- Set exercise
Return a copy of every line in the records that includes the word "части".

(Dataset items)
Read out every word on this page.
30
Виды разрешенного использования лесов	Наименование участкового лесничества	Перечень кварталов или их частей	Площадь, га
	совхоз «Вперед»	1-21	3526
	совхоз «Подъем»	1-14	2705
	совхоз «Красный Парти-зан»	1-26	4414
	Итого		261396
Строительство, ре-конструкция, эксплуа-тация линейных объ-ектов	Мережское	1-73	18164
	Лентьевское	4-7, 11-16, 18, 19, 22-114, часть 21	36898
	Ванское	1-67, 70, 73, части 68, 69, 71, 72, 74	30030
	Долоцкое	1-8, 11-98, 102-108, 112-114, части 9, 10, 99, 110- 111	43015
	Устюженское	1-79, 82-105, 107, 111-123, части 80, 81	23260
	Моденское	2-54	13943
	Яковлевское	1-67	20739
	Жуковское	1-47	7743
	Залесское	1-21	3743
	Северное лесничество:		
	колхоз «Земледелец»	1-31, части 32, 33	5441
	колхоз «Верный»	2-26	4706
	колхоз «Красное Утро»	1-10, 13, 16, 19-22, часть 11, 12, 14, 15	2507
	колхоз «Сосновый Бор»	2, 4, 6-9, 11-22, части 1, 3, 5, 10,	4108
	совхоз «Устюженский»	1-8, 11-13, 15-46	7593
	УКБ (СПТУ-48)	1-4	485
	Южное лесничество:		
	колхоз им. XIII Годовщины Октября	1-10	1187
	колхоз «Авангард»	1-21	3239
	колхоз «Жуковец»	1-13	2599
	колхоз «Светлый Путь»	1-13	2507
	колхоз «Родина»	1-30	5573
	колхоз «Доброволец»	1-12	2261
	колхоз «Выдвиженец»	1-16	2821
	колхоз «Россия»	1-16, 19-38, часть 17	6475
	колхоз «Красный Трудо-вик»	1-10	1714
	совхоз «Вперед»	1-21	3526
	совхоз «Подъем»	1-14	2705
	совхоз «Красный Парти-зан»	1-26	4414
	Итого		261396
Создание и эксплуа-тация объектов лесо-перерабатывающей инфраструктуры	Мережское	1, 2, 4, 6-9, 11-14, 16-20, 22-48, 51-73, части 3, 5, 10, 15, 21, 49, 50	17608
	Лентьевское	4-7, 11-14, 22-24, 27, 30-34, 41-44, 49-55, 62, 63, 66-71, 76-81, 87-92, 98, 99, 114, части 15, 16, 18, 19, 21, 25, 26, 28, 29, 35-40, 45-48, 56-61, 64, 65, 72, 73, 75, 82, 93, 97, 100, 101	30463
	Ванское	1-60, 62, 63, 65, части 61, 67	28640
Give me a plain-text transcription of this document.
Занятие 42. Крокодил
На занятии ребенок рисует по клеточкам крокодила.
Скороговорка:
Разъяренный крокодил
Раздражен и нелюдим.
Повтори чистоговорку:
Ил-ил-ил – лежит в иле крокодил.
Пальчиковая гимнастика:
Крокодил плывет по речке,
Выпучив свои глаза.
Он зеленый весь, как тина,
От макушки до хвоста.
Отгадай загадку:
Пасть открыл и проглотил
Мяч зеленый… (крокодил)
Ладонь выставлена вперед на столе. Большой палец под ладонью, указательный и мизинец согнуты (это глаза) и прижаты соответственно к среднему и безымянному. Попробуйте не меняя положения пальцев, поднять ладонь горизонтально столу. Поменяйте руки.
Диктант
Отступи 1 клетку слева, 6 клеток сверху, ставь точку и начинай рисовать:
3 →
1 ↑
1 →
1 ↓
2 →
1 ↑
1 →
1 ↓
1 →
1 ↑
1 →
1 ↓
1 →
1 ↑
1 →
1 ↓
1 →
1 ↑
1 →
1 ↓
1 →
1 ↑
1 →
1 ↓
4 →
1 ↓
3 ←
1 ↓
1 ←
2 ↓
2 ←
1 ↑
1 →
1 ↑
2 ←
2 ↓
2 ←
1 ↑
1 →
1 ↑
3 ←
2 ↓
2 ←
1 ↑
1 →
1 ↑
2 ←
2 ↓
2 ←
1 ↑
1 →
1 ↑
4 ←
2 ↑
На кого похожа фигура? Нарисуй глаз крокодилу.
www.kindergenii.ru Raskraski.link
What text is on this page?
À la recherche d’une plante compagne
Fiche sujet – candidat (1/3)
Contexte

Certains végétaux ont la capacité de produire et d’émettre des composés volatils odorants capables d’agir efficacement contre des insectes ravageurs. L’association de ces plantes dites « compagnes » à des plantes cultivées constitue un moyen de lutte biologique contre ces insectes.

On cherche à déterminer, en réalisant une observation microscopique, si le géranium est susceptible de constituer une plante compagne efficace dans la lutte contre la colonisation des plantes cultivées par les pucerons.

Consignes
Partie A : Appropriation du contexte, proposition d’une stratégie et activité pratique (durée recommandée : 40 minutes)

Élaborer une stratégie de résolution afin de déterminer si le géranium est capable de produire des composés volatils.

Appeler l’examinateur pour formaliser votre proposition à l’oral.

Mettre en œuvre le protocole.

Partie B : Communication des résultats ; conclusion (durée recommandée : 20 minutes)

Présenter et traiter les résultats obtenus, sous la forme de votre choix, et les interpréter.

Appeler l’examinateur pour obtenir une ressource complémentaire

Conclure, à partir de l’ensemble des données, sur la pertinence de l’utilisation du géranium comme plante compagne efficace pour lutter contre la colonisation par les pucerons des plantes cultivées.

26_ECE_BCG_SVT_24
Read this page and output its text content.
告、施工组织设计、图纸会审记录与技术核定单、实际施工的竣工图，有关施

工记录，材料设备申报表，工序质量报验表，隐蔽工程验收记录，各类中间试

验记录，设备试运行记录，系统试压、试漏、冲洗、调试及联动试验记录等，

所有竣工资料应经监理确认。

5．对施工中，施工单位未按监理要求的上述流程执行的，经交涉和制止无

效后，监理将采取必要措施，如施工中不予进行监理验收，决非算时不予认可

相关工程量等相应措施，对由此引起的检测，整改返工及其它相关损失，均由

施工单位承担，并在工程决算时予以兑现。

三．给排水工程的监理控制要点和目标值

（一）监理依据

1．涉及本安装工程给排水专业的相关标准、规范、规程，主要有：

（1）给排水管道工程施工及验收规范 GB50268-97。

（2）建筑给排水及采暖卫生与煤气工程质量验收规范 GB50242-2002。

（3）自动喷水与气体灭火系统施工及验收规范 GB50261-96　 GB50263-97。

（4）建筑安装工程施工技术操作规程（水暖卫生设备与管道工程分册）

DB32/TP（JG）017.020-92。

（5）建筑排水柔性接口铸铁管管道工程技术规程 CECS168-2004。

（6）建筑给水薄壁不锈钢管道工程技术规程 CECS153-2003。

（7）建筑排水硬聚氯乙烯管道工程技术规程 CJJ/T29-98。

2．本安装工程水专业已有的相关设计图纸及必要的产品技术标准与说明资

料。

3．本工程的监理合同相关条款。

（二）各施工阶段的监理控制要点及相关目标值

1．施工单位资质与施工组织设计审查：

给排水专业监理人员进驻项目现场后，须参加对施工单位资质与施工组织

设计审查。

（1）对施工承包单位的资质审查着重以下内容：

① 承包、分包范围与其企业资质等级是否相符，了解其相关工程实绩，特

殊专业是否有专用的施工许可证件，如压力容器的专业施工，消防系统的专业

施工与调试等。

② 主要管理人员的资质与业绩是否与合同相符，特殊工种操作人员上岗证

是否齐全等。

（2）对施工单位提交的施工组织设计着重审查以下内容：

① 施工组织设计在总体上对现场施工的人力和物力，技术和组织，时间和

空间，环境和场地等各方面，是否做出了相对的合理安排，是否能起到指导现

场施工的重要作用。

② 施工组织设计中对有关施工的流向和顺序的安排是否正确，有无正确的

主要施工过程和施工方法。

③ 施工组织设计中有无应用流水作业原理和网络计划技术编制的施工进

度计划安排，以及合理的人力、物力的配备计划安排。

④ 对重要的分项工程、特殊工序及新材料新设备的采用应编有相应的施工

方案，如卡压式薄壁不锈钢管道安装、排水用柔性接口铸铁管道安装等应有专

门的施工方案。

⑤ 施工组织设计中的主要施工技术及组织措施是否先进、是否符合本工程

- Exercise solution
	Ванское	1-67, 70, 73, части 68, 69, 71, 72, 74	30030
	Долоцкое	1-8, 11-98, 102-108, 112-114, части 9, 10, 99, 110- 111	43015
	Устюженское	1-79, 82-105, 107, 111-123, части 80, 81	23260
	колхоз «Земледелец»	1-31, части 32, 33	5441
	колхоз «Сосновый Бор»	2, 4, 6-9, 11-22, части 1, 3, 5, 10,	4108
Создание и эксплуа-тация объектов лесо-перерабатывающей инфраструктуры	Мережское	1, 2, 4, 6-9, 11-14, 16-20, 22-48, 51-73, части 3, 5, 10, 15, 21, 49, 50	17608
	Лентьевское	4-7, 11-14, 22-24, 27, 30-34, 41-44, 49-55, 62, 63, 66-71, 76-81, 87-92, 98, 99, 114, части 15, 16, 18, 19, 21, 25, 26, 28, 29, 35-40, 45-48, 56-61, 64, 65, 72, 73, 75, 82, 93, 97, 100, 101	30463
	Ванское	1-60, 62, 63, 65, части 61, 67	28640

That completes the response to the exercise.